• [WRITTEN REQUEST]: Skip every image and restate the data word for word.

• [PROVIDED DATA]:
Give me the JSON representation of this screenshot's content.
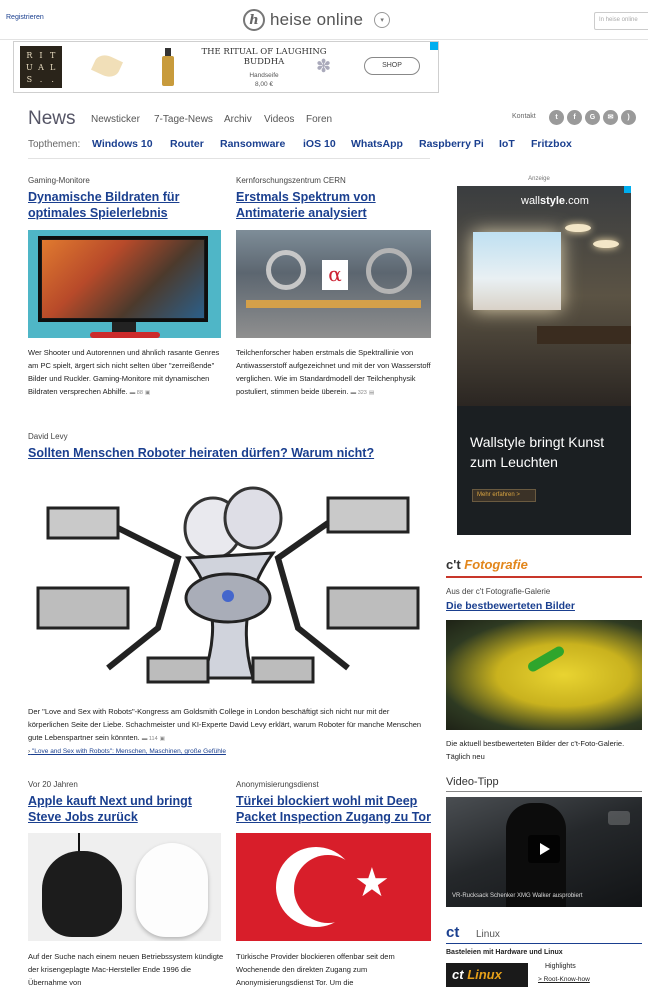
{
  "header": {
    "register_label": "Registrieren",
    "logo_text": "heise online",
    "search_placeholder": "In heise online"
  },
  "ad_banner": {
    "logo_letters": [
      "R",
      "I",
      "T",
      "U",
      "A",
      "L",
      "S",
      ".",
      "."
    ],
    "title": "THE RITUAL OF LAUGHING BUDDHA",
    "product": "Handseife",
    "price": "8,00 €",
    "cta": "SHOP"
  },
  "nav": {
    "section_title": "News",
    "links": [
      "Newsticker",
      "7-Tage-News",
      "Archiv",
      "Videos",
      "Foren"
    ],
    "contact_label": "Kontakt",
    "social_icons": [
      "twitter-icon",
      "facebook-icon",
      "googleplus-icon",
      "mail-icon",
      "rss-icon"
    ],
    "topics_label": "Topthemen:",
    "topics": [
      "Windows 10",
      "Router",
      "Ransomware",
      "iOS 10",
      "WhatsApp",
      "Raspberry Pi",
      "IoT",
      "Fritzbox"
    ]
  },
  "articles": [
    {
      "kicker": "Gaming-Monitore",
      "headline": "Dynamische Bildraten für optimales Spielerlebnis",
      "teaser": "Wer Shooter und Autorennen und ähnlich rasante Genres am PC spielt, ärgert sich nicht selten über \"zerreißende\" Bilder und Ruckler. Gaming-Monitore mit dynamischen Bildraten versprechen Abhilfe.",
      "comments": "88"
    },
    {
      "kicker": "Kernforschungszentrum CERN",
      "headline": "Erstmals Spektrum von Antimaterie analysiert",
      "teaser": "Teilchenforscher haben erstmals die Spektrallinie von Antiwasserstoff aufgezeichnet und mit der von Wasserstoff verglichen. Wie im Standardmodell der Teilchenphysik postuliert, stimmen beide überein.",
      "comments": "323"
    },
    {
      "kicker": "David Levy",
      "headline": "Sollten Menschen Roboter heiraten dürfen? Warum nicht?",
      "teaser": "Der \"Love and Sex with Robots\"-Kongress am Goldsmith College in London beschäftigt sich nicht nur mit der körperlichen Seite der Liebe. Schachmeister und KI-Experte David Levy erklärt, warum Roboter für manche Menschen gute Lebenspartner sein könnten.",
      "comments": "114",
      "related_link": "\"Love and Sex with Robots\": Menschen, Maschinen, große Gefühle"
    },
    {
      "kicker": "Vor 20 Jahren",
      "headline": "Apple kauft Next und bringt Steve Jobs zurück",
      "teaser": "Auf der Suche nach einem neuen Betriebssystem kündigte der krisengeplagte Mac-Hersteller Ende 1996 die Übernahme von"
    },
    {
      "kicker": "Anonymisierungsdienst",
      "headline": "Türkei blockiert wohl mit Deep Packet Inspection Zugang zu Tor",
      "teaser": "Türkische Provider blockieren offenbar seit dem Wochenende den direkten Zugang zum Anonymisierungsdienst Tor. Um die"
    }
  ],
  "sidebar": {
    "ad_label": "Anzeige",
    "ad_brand_light": "wall",
    "ad_brand_bold": "style",
    "ad_brand_tld": ".com",
    "ad_text": "Wallstyle bringt Kunst zum Leuchten",
    "ad_cta": "Mehr erfahren >",
    "ct_foto": {
      "brand": "c't",
      "title": "Fotografie",
      "kicker": "Aus der c't Fotografie-Galerie",
      "headline": "Die bestbewerteten Bilder",
      "text": "Die aktuell bestbewerteten Bilder der c't-Foto-Galerie. Täglich neu"
    },
    "video": {
      "label": "Video-Tipp",
      "caption": "VR-Rucksack Schenker XMG Walker ausprobiert"
    },
    "ct_linux": {
      "brand": "ct",
      "label": "Linux",
      "desc": "Basteleien mit Hardware und Linux",
      "badge_ct": "ct",
      "badge_linux": "Linux",
      "highlights": "Highlights",
      "link": "> Root-Know-how"
    }
  },
  "colors": {
    "link_blue": "#1a3f8f",
    "ct_orange": "#e2861b",
    "ct_red_line": "#c8362a"
  }
}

• [EXERCISE ANSWER]:
Give me the JSON representation of this screenshot's content.
{
  "header": {
    "register_label": "Registrieren",
    "logo_text": "heise online",
    "search_placeholder": "In heise online"
  },
  "ad_banner": {
    "logo_letters": [
      "R",
      "I",
      "T",
      "U",
      "A",
      "L",
      "S",
      ".",
      "."
    ],
    "title": "THE RITUAL OF LAUGHING BUDDHA",
    "product": "Handseife",
    "price": "8,00 €",
    "cta": "SHOP"
  },
  "nav": {
    "section_title": "News",
    "links": [
      "Newsticker",
      "7-Tage-News",
      "Archiv",
      "Videos",
      "Foren"
    ],
    "contact_label": "Kontakt",
    "social_icons": [
      "twitter-icon",
      "facebook-icon",
      "googleplus-icon",
      "mail-icon",
      "rss-icon"
    ],
    "topics_label": "Topthemen:",
    "topics": [
      "Windows 10",
      "Router",
      "Ransomware",
      "iOS 10",
      "WhatsApp",
      "Raspberry Pi",
      "IoT",
      "Fritzbox"
    ]
  },
  "articles": [
    {
      "kicker": "Gaming-Monitore",
      "headline": "Dynamische Bildraten für optimales Spielerlebnis",
      "teaser": "Wer Shooter und Autorennen und ähnlich rasante Genres am PC spielt, ärgert sich nicht selten über \"zerreißende\" Bilder und Ruckler. Gaming-Monitore mit dynamischen Bildraten versprechen Abhilfe.",
      "comments": "88"
    },
    {
      "kicker": "Kernforschungszentrum CERN",
      "headline": "Erstmals Spektrum von Antimaterie analysiert",
      "teaser": "Teilchenforscher haben erstmals die Spektrallinie von Antiwasserstoff aufgezeichnet und mit der von Wasserstoff verglichen. Wie im Standardmodell der Teilchenphysik postuliert, stimmen beide überein.",
      "comments": "323"
    },
    {
      "kicker": "David Levy",
      "headline": "Sollten Menschen Roboter heiraten dürfen? Warum nicht?",
      "teaser": "Der \"Love and Sex with Robots\"-Kongress am Goldsmith College in London beschäftigt sich nicht nur mit der körperlichen Seite der Liebe. Schachmeister und KI-Experte David Levy erklärt, warum Roboter für manche Menschen gute Lebenspartner sein könnten.",
      "comments": "114",
      "related_link": "\"Love and Sex with Robots\": Menschen, Maschinen, große Gefühle"
    },
    {
      "kicker": "Vor 20 Jahren",
      "headline": "Apple kauft Next und bringt Steve Jobs zurück",
      "teaser": "Auf der Suche nach einem neuen Betriebssystem kündigte der krisengeplagte Mac-Hersteller Ende 1996 die Übernahme von"
    },
    {
      "kicker": "Anonymisierungsdienst",
      "headline": "Türkei blockiert wohl mit Deep Packet Inspection Zugang zu Tor",
      "teaser": "Türkische Provider blockieren offenbar seit dem Wochenende den direkten Zugang zum Anonymisierungsdienst Tor. Um die"
    }
  ],
  "sidebar": {
    "ad_label": "Anzeige",
    "ad_brand_light": "wall",
    "ad_brand_bold": "style",
    "ad_brand_tld": ".com",
    "ad_text": "Wallstyle bringt Kunst zum Leuchten",
    "ad_cta": "Mehr erfahren >",
    "ct_foto": {
      "brand": "c't",
      "title": "Fotografie",
      "kicker": "Aus der c't Fotografie-Galerie",
      "headline": "Die bestbewerteten Bilder",
      "text": "Die aktuell bestbewerteten Bilder der c't-Foto-Galerie. Täglich neu"
    },
    "video": {
      "label": "Video-Tipp",
      "caption": "VR-Rucksack Schenker XMG Walker ausprobiert"
    },
    "ct_linux": {
      "brand": "ct",
      "label": "Linux",
      "desc": "Basteleien mit Hardware und Linux",
      "badge_ct": "ct",
      "badge_linux": "Linux",
      "highlights": "Highlights",
      "link": "> Root-Know-how"
    }
  },
  "colors": {
    "link_blue": "#1a3f8f",
    "ct_orange": "#e2861b",
    "ct_red_line": "#c8362a"
  }
}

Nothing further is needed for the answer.